### TÂCHE À RÉALISER
Indiquez le poids du sous-marin mentionné dans le texte fourni.

### TEXTE FOURNI
================

Et si un marcheur tombe en panne ?
Et si le sol s’effondre sous les onze mille tonnes du sous-marin ? Et si,
au moment du passage sur la plate forme de l’ouvrage Cachin, celle-ci se met de
travers ? Nous avons repris tous les scénarios catastrophiques déjà cent
fois étudiés, imaginé d’autres cataclysmes : le sol s’effondrait, le
sous-marin roulait lentement sur les tribunes, écrasant les spectateurs sous
les éclairs de l’orage qui avait interrompu toutes les alimentations
électriques, alors qu’un raz de marée détruisait la porte du bassin et
renversait la plate–forme. Tout s’est bien passé, et le 13 juillet a bien été
la fête que nous avions imaginé.

================

### Entrées répertoriées dans un jeu de données
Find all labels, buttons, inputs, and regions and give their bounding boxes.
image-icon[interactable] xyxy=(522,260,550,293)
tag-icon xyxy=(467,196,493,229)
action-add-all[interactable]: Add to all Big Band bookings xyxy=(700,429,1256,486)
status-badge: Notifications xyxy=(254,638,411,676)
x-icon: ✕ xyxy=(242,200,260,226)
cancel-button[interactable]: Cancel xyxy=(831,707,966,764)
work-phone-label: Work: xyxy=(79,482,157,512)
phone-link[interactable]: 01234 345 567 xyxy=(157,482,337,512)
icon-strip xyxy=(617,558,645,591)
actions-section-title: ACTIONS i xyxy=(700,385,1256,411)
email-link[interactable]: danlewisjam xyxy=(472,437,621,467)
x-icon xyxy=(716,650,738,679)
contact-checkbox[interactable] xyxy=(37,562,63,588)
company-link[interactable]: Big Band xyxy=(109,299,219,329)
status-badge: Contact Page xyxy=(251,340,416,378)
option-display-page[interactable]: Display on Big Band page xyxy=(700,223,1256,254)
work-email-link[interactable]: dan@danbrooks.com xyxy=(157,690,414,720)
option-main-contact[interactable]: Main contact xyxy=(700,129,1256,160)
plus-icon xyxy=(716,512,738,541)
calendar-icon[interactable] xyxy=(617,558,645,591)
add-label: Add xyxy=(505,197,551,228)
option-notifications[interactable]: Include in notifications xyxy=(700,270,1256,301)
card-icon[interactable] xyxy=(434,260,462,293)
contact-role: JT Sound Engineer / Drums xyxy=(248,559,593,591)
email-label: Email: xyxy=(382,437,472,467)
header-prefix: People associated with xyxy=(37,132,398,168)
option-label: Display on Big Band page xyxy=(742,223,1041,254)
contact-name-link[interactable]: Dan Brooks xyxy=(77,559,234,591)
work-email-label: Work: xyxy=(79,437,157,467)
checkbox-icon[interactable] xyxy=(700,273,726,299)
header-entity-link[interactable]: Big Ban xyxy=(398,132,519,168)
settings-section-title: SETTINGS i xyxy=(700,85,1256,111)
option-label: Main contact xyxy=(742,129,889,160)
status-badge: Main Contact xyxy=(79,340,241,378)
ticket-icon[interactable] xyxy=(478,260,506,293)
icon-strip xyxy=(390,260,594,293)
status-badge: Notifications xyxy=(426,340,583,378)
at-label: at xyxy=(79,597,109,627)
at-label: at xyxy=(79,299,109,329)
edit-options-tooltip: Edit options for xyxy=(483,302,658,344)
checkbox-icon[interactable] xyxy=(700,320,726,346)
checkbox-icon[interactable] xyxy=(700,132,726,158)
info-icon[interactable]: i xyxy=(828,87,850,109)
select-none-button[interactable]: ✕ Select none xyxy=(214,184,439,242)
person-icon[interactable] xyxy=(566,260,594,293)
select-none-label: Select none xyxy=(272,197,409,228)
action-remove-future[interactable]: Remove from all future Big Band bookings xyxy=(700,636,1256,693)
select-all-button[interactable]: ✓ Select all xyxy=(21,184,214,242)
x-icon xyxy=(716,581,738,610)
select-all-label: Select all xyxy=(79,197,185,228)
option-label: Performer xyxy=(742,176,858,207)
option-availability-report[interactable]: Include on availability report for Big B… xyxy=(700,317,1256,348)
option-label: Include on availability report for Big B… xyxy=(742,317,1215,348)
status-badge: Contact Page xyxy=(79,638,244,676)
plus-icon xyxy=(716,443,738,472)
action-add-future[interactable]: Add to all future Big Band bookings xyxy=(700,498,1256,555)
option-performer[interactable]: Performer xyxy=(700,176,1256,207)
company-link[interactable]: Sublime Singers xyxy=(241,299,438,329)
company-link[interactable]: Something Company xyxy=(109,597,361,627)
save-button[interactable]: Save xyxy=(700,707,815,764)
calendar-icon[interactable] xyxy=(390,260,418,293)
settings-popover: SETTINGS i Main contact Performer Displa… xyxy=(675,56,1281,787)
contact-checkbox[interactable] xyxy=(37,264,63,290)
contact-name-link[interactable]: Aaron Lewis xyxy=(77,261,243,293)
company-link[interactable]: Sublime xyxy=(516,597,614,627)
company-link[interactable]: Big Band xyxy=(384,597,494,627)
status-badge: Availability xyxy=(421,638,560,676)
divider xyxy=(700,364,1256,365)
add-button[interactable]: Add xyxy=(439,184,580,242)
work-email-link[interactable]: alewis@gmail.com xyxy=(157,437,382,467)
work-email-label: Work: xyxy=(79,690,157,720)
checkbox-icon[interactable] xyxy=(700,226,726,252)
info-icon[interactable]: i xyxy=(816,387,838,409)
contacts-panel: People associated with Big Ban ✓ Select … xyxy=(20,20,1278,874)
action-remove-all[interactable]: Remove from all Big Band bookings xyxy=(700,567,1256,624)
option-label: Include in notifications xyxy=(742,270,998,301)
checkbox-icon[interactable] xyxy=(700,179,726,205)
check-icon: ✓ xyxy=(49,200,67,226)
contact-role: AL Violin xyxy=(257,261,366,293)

================

### CORRIGÉ DE L'EXERCICE
Le sous-marin pèse onze mille tonnes.